____ Records

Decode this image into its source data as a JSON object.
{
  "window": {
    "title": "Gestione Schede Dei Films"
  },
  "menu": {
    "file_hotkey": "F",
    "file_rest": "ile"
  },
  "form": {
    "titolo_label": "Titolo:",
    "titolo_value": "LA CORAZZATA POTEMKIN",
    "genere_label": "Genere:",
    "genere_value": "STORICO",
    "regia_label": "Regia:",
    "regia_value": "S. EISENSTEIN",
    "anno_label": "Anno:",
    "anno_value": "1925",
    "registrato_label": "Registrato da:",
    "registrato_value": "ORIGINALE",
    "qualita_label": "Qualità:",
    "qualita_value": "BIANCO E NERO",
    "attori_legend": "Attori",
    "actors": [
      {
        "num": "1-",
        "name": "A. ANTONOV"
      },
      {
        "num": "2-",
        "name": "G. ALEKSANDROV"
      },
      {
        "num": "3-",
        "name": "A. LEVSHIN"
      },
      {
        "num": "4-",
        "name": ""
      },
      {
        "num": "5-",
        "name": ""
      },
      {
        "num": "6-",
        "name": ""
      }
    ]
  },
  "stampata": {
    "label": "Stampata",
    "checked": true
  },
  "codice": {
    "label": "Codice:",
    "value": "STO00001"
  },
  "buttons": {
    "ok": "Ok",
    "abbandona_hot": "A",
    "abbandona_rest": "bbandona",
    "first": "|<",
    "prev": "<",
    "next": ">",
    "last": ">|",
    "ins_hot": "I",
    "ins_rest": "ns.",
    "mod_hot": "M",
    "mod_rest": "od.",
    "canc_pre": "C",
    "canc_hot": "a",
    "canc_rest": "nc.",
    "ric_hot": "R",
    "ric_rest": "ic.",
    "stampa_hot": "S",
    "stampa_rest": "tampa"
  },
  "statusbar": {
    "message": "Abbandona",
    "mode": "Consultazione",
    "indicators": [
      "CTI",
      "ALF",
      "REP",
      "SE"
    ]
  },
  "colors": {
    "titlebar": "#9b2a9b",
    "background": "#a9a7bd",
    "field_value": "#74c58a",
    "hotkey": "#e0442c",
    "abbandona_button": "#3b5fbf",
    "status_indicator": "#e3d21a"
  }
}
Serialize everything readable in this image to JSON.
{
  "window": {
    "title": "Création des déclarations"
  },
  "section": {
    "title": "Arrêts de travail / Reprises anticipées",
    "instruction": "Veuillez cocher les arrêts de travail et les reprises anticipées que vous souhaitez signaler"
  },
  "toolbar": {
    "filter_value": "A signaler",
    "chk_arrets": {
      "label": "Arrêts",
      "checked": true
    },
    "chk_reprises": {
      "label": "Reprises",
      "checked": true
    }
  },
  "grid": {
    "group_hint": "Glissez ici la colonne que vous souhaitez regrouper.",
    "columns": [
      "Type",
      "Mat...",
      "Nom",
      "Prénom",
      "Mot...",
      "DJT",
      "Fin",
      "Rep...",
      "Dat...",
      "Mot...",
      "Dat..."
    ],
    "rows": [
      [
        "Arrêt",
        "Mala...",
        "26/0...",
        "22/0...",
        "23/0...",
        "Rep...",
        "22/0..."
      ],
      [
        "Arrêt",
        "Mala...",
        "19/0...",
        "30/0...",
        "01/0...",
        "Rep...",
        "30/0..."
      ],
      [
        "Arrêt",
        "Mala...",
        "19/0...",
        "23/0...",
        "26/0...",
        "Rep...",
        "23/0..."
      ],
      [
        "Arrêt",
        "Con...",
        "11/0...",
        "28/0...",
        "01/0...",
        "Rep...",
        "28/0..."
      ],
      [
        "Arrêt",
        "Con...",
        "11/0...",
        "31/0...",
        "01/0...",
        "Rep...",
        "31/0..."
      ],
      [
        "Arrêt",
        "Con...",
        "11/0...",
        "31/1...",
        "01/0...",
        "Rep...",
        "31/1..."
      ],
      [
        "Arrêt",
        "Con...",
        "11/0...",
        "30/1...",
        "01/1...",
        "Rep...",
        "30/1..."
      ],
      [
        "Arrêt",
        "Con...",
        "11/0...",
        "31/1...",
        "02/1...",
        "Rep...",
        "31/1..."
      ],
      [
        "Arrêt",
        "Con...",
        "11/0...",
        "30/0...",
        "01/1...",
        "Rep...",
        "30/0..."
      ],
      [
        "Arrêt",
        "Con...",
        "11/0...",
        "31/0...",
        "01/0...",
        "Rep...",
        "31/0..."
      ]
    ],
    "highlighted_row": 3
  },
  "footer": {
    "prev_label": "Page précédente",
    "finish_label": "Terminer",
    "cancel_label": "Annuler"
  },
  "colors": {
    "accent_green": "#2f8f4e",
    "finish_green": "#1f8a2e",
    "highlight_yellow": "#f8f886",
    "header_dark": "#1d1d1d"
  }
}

________

> Prompt
Write out each line of the data above again, exactly as given.

> The answer
Decode this image into its source data as a JSON object.
{
  "window": {
    "title": "Gestione Schede Dei Films"
  },
  "menu": {
    "file_hotkey": "F",
    "file_rest": "ile"
  },
  "form": {
    "titolo_label": "Titolo:",
    "titolo_value": "LA CORAZZATA POTEMKIN",
    "genere_label": "Genere:",
    "genere_value": "STORICO",
    "regia_label": "Regia:",
    "regia_value": "S. EISENSTEIN",
    "anno_label": "Anno:",
    "anno_value": "1925",
    "registrato_label": "Registrato da:",
    "registrato_value": "ORIGINALE",
    "qualita_label": "Qualità:",
    "qualita_value": "BIANCO E NERO",
    "attori_legend": "Attori",
    "actors": [
      {
        "num": "1-",
        "name": "A. ANTONOV"
      },
      {
        "num": "2-",
        "name": "G. ALEKSANDROV"
      },
      {
        "num": "3-",
        "name": "A. LEVSHIN"
      },
      {
        "num": "4-",
        "name": ""
      },
      {
        "num": "5-",
        "name": ""
      },
      {
        "num": "6-",
        "name": ""
      }
    ]
  },
  "stampata": {
    "label": "Stampata",
    "checked": true
  },
  "codice": {
    "label": "Codice:",
    "value": "STO00001"
  },
  "buttons": {
    "ok": "Ok",
    "abbandona_hot": "A",
    "abbandona_rest": "bbandona",
    "first": "|<",
    "prev": "<",
    "next": ">",
    "last": ">|",
    "ins_hot": "I",
    "ins_rest": "ns.",
    "mod_hot": "M",
    "mod_rest": "od.",
    "canc_pre": "C",
    "canc_hot": "a",
    "canc_rest": "nc.",
    "ric_hot": "R",
    "ric_rest": "ic.",
    "stampa_hot": "S",
    "stampa_rest": "tampa"
  },
  "statusbar": {
    "message": "Abbandona",
    "mode": "Consultazione",
    "indicators": [
      "CTI",
      "ALF",
      "REP",
      "SE"
    ]
  },
  "colors": {
    "titlebar": "#9b2a9b",
    "background": "#a9a7bd",
    "field_value": "#74c58a",
    "hotkey": "#e0442c",
    "abbandona_button": "#3b5fbf",
    "status_indicator": "#e3d21a"
  }
}
Serialize everything readable in this image to JSON.
{
  "window": {
    "title": "Création des déclarations"
  },
  "section": {
    "title": "Arrêts de travail / Reprises anticipées",
    "instruction": "Veuillez cocher les arrêts de travail et les reprises anticipées que vous souhaitez signaler"
  },
  "toolbar": {
    "filter_value": "A signaler",
    "chk_arrets": {
      "label": "Arrêts",
      "checked": true
    },
    "chk_reprises": {
      "label": "Reprises",
      "checked": true
    }
  },
  "grid": {
    "group_hint": "Glissez ici la colonne que vous souhaitez regrouper.",
    "columns": [
      "Type",
      "Mat...",
      "Nom",
      "Prénom",
      "Mot...",
      "DJT",
      "Fin",
      "Rep...",
      "Dat...",
      "Mot...",
      "Dat..."
    ],
    "rows": [
      [
        "Arrêt",
        "Mala...",
        "26/0...",
        "22/0...",
        "23/0...",
        "Rep...",
        "22/0..."
      ],
      [
        "Arrêt",
        "Mala...",
        "19/0...",
        "30/0...",
        "01/0...",
        "Rep...",
        "30/0..."
      ],
      [
        "Arrêt",
        "Mala...",
        "19/0...",
        "23/0...",
        "26/0...",
        "Rep...",
        "23/0..."
      ],
      [
        "Arrêt",
        "Con...",
        "11/0...",
        "28/0...",
        "01/0...",
        "Rep...",
        "28/0..."
      ],
      [
        "Arrêt",
        "Con...",
        "11/0...",
        "31/0...",
        "01/0...",
        "Rep...",
        "31/0..."
      ],
      [
        "Arrêt",
        "Con...",
        "11/0...",
        "31/1...",
        "01/0...",
        "Rep...",
        "31/1..."
      ],
      [
        "Arrêt",
        "Con...",
        "11/0...",
        "30/1...",
        "01/1...",
        "Rep...",
        "30/1..."
      ],
      [
        "Arrêt",
        "Con...",
        "11/0...",
        "31/1...",
        "02/1...",
        "Rep...",
        "31/1..."
      ],
      [
        "Arrêt",
        "Con...",
        "11/0...",
        "30/0...",
        "01/1...",
        "Rep...",
        "30/0..."
      ],
      [
        "Arrêt",
        "Con...",
        "11/0...",
        "31/0...",
        "01/0...",
        "Rep...",
        "31/0..."
      ]
    ],
    "highlighted_row": 3
  },
  "footer": {
    "prev_label": "Page précédente",
    "finish_label": "Terminer",
    "cancel_label": "Annuler"
  },
  "colors": {
    "accent_green": "#2f8f4e",
    "finish_green": "#1f8a2e",
    "highlight_yellow": "#f8f886",
    "header_dark": "#1d1d1d"
  }
}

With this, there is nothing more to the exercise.